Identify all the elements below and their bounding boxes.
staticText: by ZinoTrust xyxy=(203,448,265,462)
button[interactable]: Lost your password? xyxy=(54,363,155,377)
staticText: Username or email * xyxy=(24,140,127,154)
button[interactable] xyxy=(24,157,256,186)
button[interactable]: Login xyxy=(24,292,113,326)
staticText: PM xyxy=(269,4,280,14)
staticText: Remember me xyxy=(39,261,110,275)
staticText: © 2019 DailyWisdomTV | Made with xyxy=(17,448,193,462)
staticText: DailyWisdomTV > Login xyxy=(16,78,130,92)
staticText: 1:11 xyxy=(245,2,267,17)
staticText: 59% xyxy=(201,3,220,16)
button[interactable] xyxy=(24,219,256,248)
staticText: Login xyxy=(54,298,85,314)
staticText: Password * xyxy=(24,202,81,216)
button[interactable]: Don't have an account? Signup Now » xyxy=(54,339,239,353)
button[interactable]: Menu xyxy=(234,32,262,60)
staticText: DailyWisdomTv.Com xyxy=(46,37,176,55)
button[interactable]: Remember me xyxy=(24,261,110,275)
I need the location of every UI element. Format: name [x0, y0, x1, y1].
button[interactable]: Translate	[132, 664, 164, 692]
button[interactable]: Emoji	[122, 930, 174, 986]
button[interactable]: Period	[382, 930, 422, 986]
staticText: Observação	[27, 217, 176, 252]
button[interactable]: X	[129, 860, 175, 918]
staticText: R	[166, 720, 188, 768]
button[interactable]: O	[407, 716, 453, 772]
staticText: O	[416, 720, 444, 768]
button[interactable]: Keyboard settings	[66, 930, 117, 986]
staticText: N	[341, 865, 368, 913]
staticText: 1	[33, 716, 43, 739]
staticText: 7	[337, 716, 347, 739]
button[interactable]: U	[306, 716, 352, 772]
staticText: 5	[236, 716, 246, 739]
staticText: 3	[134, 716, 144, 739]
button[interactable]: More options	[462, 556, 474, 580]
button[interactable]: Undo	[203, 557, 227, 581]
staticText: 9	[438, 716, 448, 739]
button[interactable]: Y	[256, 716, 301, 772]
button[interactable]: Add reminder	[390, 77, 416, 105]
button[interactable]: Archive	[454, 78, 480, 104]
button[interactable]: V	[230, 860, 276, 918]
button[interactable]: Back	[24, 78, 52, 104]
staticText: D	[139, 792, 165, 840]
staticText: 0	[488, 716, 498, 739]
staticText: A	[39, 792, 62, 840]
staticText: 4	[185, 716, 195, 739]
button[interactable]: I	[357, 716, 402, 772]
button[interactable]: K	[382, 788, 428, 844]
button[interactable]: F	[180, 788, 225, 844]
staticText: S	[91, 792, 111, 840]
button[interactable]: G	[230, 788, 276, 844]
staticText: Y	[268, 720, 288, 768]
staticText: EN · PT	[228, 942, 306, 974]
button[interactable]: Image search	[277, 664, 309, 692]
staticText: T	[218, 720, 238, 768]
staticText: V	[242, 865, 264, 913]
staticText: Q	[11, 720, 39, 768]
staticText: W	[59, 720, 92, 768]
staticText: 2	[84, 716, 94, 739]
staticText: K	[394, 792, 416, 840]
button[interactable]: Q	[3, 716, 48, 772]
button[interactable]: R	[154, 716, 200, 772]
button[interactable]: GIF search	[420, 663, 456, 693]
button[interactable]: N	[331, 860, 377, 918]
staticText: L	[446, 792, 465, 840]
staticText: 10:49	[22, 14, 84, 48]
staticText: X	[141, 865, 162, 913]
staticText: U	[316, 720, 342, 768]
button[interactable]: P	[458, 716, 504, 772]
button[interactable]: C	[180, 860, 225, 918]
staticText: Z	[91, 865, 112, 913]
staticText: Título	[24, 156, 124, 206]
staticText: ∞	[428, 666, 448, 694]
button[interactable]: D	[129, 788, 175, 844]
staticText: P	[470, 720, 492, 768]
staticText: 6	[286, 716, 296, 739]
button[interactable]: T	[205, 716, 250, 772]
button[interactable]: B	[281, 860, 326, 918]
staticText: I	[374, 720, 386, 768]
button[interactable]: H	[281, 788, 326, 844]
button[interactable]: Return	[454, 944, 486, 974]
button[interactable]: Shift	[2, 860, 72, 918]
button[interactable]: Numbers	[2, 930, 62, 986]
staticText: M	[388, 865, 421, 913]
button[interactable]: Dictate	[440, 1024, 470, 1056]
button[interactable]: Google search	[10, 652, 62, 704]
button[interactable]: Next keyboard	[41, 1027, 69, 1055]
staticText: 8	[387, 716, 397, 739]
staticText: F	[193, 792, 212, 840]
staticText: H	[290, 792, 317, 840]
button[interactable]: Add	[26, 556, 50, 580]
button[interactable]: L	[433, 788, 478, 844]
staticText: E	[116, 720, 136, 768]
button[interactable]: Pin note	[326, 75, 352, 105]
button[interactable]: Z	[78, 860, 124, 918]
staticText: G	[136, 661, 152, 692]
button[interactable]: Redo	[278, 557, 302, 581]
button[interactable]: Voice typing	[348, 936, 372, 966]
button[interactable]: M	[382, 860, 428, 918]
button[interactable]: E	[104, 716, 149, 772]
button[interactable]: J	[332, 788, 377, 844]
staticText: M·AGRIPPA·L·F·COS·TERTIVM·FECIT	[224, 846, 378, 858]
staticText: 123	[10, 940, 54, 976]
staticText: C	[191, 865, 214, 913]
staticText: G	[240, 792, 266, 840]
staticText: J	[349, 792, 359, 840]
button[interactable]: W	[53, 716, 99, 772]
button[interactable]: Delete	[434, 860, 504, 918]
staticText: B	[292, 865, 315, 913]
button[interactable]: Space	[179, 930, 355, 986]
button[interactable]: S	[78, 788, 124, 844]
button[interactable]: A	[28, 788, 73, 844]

┄┄┄┄┄┄┄┄┄┄

Exercise instructions =>
Copy all of the data above word for word, keeping every line unchanged.

Output for this exercise =>
Identify all the elements below and their bounding boxes.
staticText: by ZinoTrust xyxy=(203,448,265,462)
button[interactable]: Lost your password? xyxy=(54,363,155,377)
staticText: Username or email * xyxy=(24,140,127,154)
button[interactable] xyxy=(24,157,256,186)
button[interactable]: Login xyxy=(24,292,113,326)
staticText: PM xyxy=(269,4,280,14)
staticText: Remember me xyxy=(39,261,110,275)
staticText: © 2019 DailyWisdomTV | Made with xyxy=(17,448,193,462)
staticText: DailyWisdomTV > Login xyxy=(16,78,130,92)
staticText: 1:11 xyxy=(245,2,267,17)
staticText: 59% xyxy=(201,3,220,16)
button[interactable] xyxy=(24,219,256,248)
staticText: Login xyxy=(54,298,85,314)
staticText: Password * xyxy=(24,202,81,216)
button[interactable]: Don't have an account? Signup Now » xyxy=(54,339,239,353)
button[interactable]: Menu xyxy=(234,32,262,60)
staticText: DailyWisdomTv.Com xyxy=(46,37,176,55)
button[interactable]: Remember me xyxy=(24,261,110,275)
I need the location of every UI element. Format: name [x0, y0, x1, y1].
button[interactable]: Translate	[132, 664, 164, 692]
button[interactable]: Emoji	[122, 930, 174, 986]
button[interactable]: Period	[382, 930, 422, 986]
staticText: Observação	[27, 217, 176, 252]
button[interactable]: X	[129, 860, 175, 918]
staticText: R	[166, 720, 188, 768]
button[interactable]: O	[407, 716, 453, 772]
staticText: O	[416, 720, 444, 768]
button[interactable]: Keyboard settings	[66, 930, 117, 986]
staticText: N	[341, 865, 368, 913]
staticText: 1	[33, 716, 43, 739]
staticText: 7	[337, 716, 347, 739]
button[interactable]: U	[306, 716, 352, 772]
staticText: 5	[236, 716, 246, 739]
staticText: 3	[134, 716, 144, 739]
button[interactable]: More options	[462, 556, 474, 580]
button[interactable]: Undo	[203, 557, 227, 581]
staticText: 9	[438, 716, 448, 739]
button[interactable]: Y	[256, 716, 301, 772]
button[interactable]: Add reminder	[390, 77, 416, 105]
button[interactable]: Archive	[454, 78, 480, 104]
button[interactable]: V	[230, 860, 276, 918]
button[interactable]: Back	[24, 78, 52, 104]
staticText: D	[139, 792, 165, 840]
staticText: 0	[488, 716, 498, 739]
staticText: A	[39, 792, 62, 840]
staticText: 4	[185, 716, 195, 739]
button[interactable]: I	[357, 716, 402, 772]
button[interactable]: K	[382, 788, 428, 844]
button[interactable]: F	[180, 788, 225, 844]
staticText: S	[91, 792, 111, 840]
button[interactable]: G	[230, 788, 276, 844]
staticText: Y	[268, 720, 288, 768]
staticText: EN · PT	[228, 942, 306, 974]
button[interactable]: Image search	[277, 664, 309, 692]
staticText: T	[218, 720, 238, 768]
staticText: V	[242, 865, 264, 913]
staticText: Q	[11, 720, 39, 768]
staticText: W	[59, 720, 92, 768]
staticText: 2	[84, 716, 94, 739]
staticText: K	[394, 792, 416, 840]
button[interactable]: Q	[3, 716, 48, 772]
button[interactable]: R	[154, 716, 200, 772]
button[interactable]: GIF search	[420, 663, 456, 693]
button[interactable]: N	[331, 860, 377, 918]
staticText: L	[446, 792, 465, 840]
staticText: 10:49	[22, 14, 84, 48]
staticText: X	[141, 865, 162, 913]
staticText: U	[316, 720, 342, 768]
button[interactable]: P	[458, 716, 504, 772]
button[interactable]: C	[180, 860, 225, 918]
staticText: Z	[91, 865, 112, 913]
staticText: Título	[24, 156, 124, 206]
staticText: ∞	[428, 666, 448, 694]
button[interactable]: D	[129, 788, 175, 844]
staticText: P	[470, 720, 492, 768]
staticText: 6	[286, 716, 296, 739]
button[interactable]: T	[205, 716, 250, 772]
button[interactable]: B	[281, 860, 326, 918]
staticText: I	[374, 720, 386, 768]
button[interactable]: H	[281, 788, 326, 844]
button[interactable]: Return	[454, 944, 486, 974]
button[interactable]: Shift	[2, 860, 72, 918]
button[interactable]: Numbers	[2, 930, 62, 986]
staticText: M	[388, 865, 421, 913]
button[interactable]: Dictate	[440, 1024, 470, 1056]
button[interactable]: Google search	[10, 652, 62, 704]
button[interactable]: Next keyboard	[41, 1027, 69, 1055]
staticText: 8	[387, 716, 397, 739]
staticText: F	[193, 792, 212, 840]
staticText: H	[290, 792, 317, 840]
button[interactable]: Add	[26, 556, 50, 580]
button[interactable]: L	[433, 788, 478, 844]
staticText: E	[116, 720, 136, 768]
button[interactable]: Pin note	[326, 75, 352, 105]
button[interactable]: Z	[78, 860, 124, 918]
staticText: G	[136, 661, 152, 692]
button[interactable]: Redo	[278, 557, 302, 581]
button[interactable]: Voice typing	[348, 936, 372, 966]
button[interactable]: M	[382, 860, 428, 918]
button[interactable]: E	[104, 716, 149, 772]
button[interactable]: J	[332, 788, 377, 844]
staticText: M·AGRIPPA·L·F·COS·TERTIVM·FECIT	[224, 846, 378, 858]
staticText: 123	[10, 940, 54, 976]
staticText: C	[191, 865, 214, 913]
staticText: G	[240, 792, 266, 840]
staticText: J	[349, 792, 359, 840]
button[interactable]: W	[53, 716, 99, 772]
button[interactable]: Delete	[434, 860, 504, 918]
staticText: B	[292, 865, 315, 913]
button[interactable]: Space	[179, 930, 355, 986]
button[interactable]: S	[78, 788, 124, 844]
button[interactable]: A	[28, 788, 73, 844]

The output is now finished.